--- Start Source records ---
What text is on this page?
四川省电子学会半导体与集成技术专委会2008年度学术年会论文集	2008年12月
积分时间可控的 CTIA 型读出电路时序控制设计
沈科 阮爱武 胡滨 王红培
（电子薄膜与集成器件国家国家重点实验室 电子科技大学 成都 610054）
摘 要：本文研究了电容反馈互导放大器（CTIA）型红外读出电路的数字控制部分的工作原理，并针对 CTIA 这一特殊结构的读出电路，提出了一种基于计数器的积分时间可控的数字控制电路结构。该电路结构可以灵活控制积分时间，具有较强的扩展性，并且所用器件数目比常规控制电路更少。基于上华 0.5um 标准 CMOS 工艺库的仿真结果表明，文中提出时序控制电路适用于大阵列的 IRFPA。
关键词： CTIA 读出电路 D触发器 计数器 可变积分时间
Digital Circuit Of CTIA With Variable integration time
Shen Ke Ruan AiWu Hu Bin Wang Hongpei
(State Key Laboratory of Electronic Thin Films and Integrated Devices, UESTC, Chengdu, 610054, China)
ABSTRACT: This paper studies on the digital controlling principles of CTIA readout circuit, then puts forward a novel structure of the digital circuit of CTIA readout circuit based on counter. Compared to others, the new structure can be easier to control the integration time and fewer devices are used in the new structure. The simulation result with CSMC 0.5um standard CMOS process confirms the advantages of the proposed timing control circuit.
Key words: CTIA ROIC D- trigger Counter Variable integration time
--- End Source records ---
Given exercise ->
Repeat the data exactly. Leave nothing out.

Result of this exercise ->
What text is on this page?
四川省电子学会半导体与集成技术专委会2008年度学术年会论文集	2008年12月
积分时间可控的 CTIA 型读出电路时序控制设计
沈科 阮爱武 胡滨 王红培
（电子薄膜与集成器件国家国家重点实验室 电子科技大学 成都 610054）
摘 要：本文研究了电容反馈互导放大器（CTIA）型红外读出电路的数字控制部分的工作原理，并针对 CTIA 这一特殊结构的读出电路，提出了一种基于计数器的积分时间可控的数字控制电路结构。该电路结构可以灵活控制积分时间，具有较强的扩展性，并且所用器件数目比常规控制电路更少。基于上华 0.5um 标准 CMOS 工艺库的仿真结果表明，文中提出时序控制电路适用于大阵列的 IRFPA。
关键词： CTIA 读出电路 D触发器 计数器 可变积分时间
Digital Circuit Of CTIA With Variable integration time
Shen Ke Ruan AiWu Hu Bin Wang Hongpei
(State Key Laboratory of Electronic Thin Films and Integrated Devices, UESTC, Chengdu, 610054, China)
ABSTRACT: This paper studies on the digital controlling principles of CTIA readout circuit, then puts forward a novel structure of the digital circuit of CTIA readout circuit based on counter. Compared to others, the new structure can be easier to control the integration time and fewer devices are used in the new structure. The simulation result with CSMC 0.5um standard CMOS process confirms the advantages of the proposed timing control circuit.
Key words: CTIA ROIC D- trigger Counter Variable integration time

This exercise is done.